* [Required work]: Print, please, exactly and only the lines between the line holding "Reverse-engineer this chart into JSON." and the line holding "Serialize everything readable", inclusive, omitting any pictures.

* [Information given]:
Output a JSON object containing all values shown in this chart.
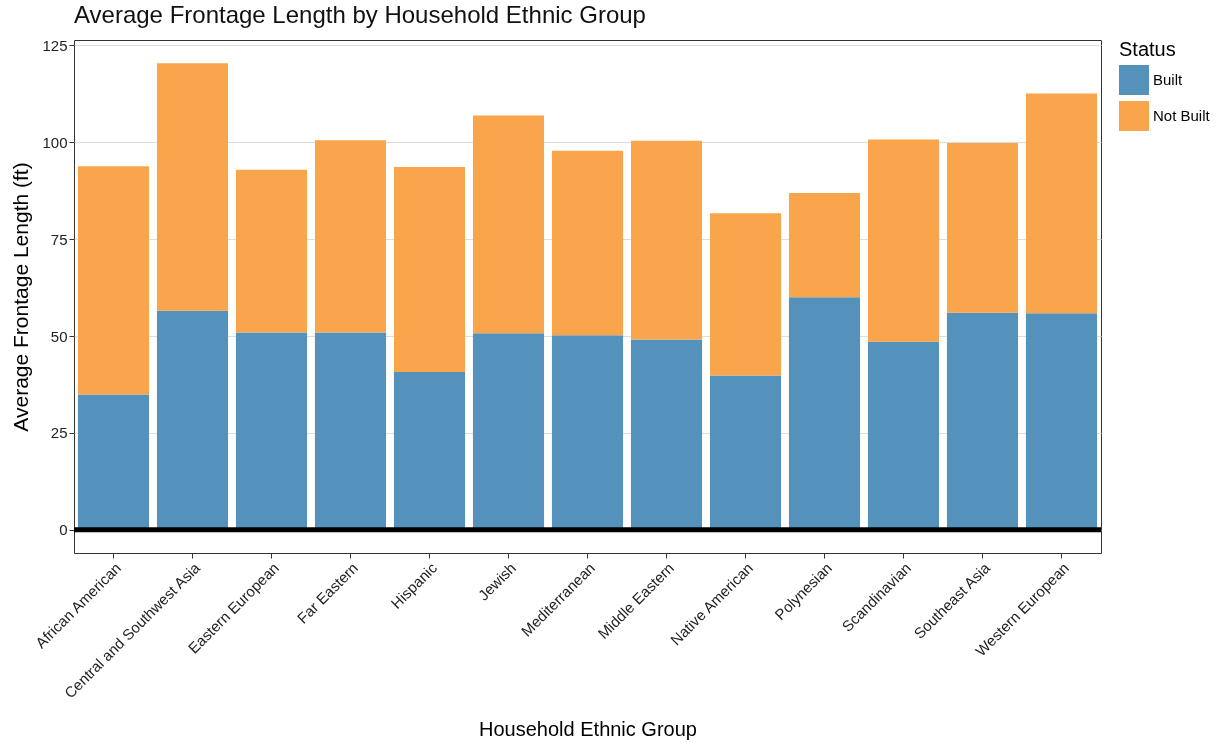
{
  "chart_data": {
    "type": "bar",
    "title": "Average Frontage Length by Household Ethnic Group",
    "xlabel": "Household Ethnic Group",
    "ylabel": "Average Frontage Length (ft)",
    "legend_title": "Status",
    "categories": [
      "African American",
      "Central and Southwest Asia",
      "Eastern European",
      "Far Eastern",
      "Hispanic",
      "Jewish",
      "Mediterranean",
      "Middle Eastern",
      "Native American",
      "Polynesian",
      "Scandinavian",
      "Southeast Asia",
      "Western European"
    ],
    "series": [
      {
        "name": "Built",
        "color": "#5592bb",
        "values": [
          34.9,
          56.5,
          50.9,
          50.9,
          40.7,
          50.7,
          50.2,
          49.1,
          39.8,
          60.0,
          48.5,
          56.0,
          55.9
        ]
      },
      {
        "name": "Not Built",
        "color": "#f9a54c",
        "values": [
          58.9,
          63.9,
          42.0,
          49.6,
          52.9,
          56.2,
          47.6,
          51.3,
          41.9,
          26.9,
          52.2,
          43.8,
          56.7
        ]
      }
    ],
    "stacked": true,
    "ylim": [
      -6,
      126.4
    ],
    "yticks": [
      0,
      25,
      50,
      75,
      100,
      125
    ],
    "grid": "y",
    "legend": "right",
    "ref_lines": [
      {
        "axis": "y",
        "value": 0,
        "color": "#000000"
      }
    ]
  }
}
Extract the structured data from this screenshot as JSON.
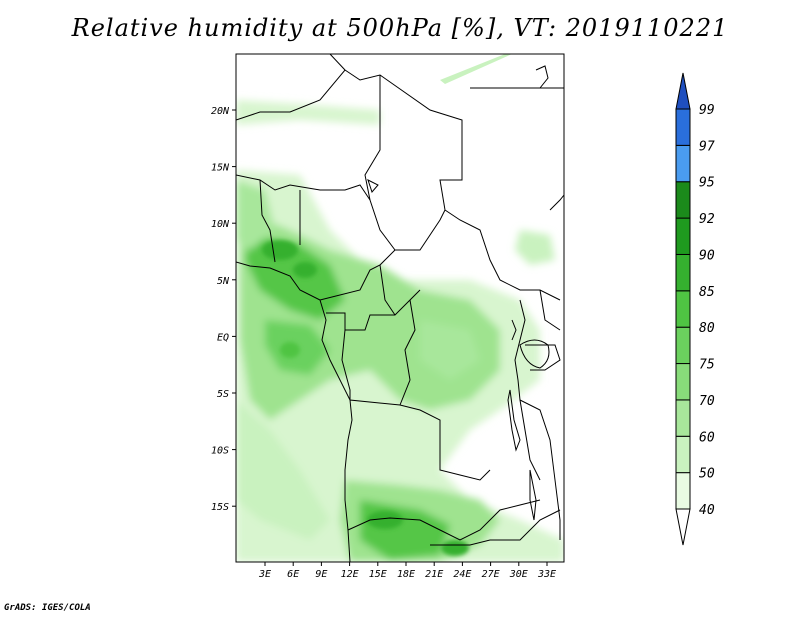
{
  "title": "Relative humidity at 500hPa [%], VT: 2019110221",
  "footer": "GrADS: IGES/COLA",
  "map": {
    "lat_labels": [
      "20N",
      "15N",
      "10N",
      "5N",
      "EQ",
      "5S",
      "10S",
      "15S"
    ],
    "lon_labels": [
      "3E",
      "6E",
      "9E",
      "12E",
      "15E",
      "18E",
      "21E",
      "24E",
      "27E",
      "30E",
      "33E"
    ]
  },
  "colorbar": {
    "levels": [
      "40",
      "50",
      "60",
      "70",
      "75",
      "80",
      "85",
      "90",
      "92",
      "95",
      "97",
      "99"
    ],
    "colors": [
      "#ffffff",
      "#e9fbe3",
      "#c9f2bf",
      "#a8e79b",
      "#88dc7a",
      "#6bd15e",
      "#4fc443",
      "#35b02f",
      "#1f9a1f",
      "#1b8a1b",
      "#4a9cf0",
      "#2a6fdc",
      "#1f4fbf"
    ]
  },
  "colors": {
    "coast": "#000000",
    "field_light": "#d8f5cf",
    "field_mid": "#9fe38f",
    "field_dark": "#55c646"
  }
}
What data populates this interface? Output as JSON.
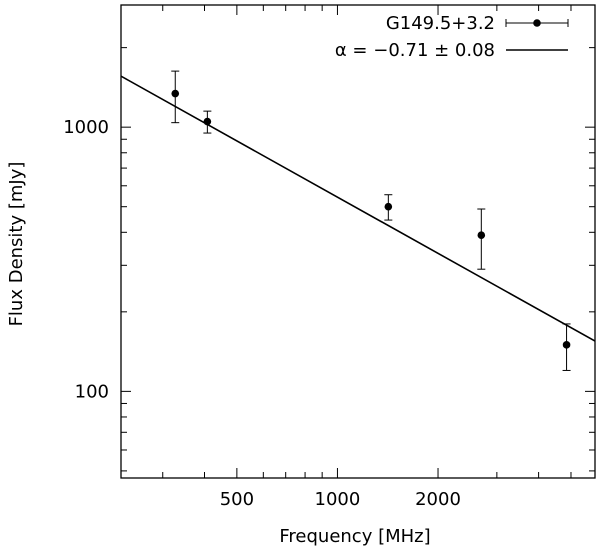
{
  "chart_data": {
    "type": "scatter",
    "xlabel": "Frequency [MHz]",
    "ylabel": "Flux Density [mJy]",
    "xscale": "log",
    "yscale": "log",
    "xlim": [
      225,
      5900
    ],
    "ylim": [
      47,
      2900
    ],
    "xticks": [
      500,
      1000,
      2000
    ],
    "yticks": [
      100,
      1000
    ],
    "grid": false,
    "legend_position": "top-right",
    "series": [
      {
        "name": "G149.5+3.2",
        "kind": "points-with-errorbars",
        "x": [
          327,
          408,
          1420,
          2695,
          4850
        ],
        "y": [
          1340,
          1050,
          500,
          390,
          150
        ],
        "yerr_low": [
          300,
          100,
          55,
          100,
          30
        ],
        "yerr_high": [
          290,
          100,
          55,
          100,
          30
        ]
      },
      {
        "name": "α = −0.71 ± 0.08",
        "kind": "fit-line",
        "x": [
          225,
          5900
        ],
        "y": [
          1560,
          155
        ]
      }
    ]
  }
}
* * *
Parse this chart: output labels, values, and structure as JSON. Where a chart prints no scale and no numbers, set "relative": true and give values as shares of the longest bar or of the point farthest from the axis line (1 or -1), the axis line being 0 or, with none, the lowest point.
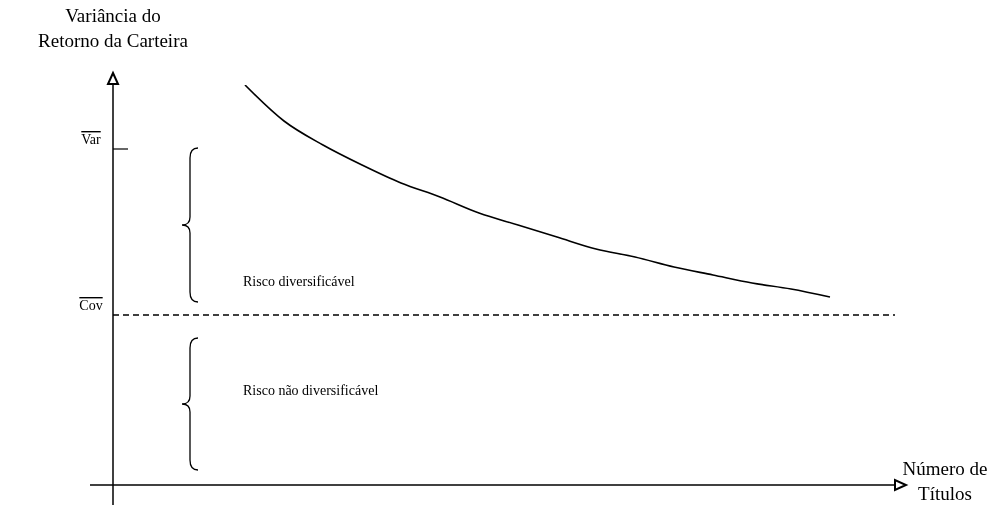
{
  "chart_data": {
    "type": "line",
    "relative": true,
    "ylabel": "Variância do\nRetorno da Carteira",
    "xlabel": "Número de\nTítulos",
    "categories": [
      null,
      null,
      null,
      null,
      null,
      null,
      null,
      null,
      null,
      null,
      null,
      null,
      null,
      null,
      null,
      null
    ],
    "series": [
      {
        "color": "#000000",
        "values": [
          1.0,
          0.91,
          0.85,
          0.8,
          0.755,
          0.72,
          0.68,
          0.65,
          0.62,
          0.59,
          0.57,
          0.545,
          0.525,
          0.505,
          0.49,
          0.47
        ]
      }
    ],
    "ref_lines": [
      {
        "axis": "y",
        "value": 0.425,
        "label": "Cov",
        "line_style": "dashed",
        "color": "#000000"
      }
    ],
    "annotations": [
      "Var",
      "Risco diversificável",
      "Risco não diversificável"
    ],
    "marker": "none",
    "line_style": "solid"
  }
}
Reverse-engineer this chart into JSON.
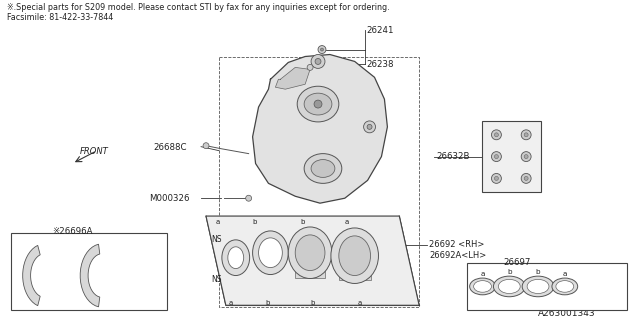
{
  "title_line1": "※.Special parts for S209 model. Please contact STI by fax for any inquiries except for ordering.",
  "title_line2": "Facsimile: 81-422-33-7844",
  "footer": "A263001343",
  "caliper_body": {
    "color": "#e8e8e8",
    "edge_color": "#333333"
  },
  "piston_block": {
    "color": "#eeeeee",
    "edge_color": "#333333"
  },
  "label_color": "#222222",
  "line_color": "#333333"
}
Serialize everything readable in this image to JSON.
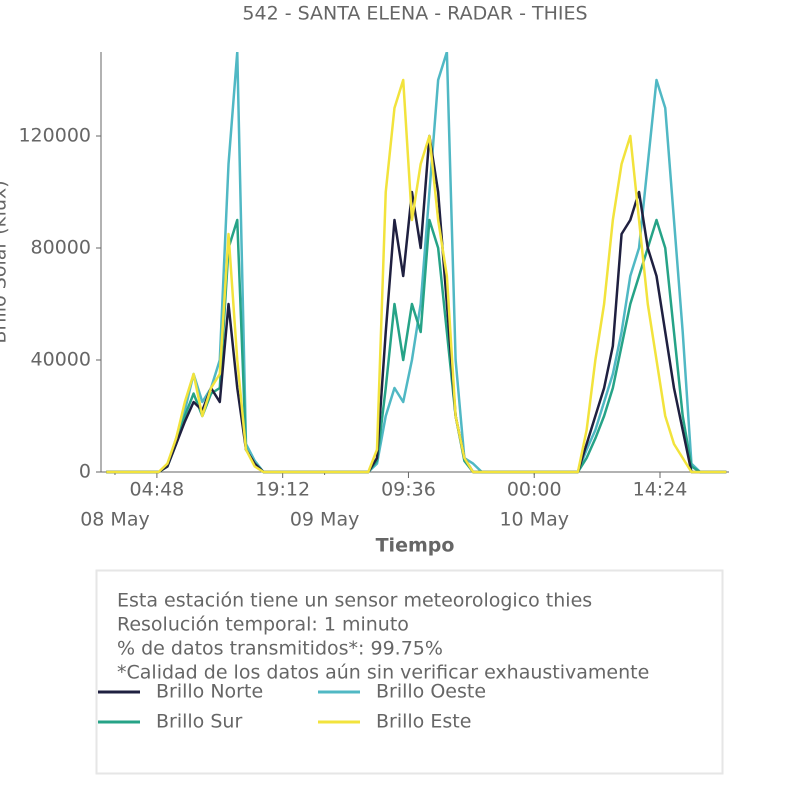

* [The reply]:
Reverse-engineer this chart into JSON.
{
  "title_line1": "※.Special parts for S209 model. Please contact STI by fax for any inquiries except for ordering.",
  "title_line2": "Facsimile: 81-422-33-7844",
  "footer": "A263001343",
  "caliper_body": {
    "color": "#e8e8e8",
    "edge_color": "#333333"
  },
  "piston_block": {
    "color": "#eeeeee",
    "edge_color": "#333333"
  },
  "label_color": "#222222",
  "line_color": "#333333"
}
Serialize everything readable in this image to JSON.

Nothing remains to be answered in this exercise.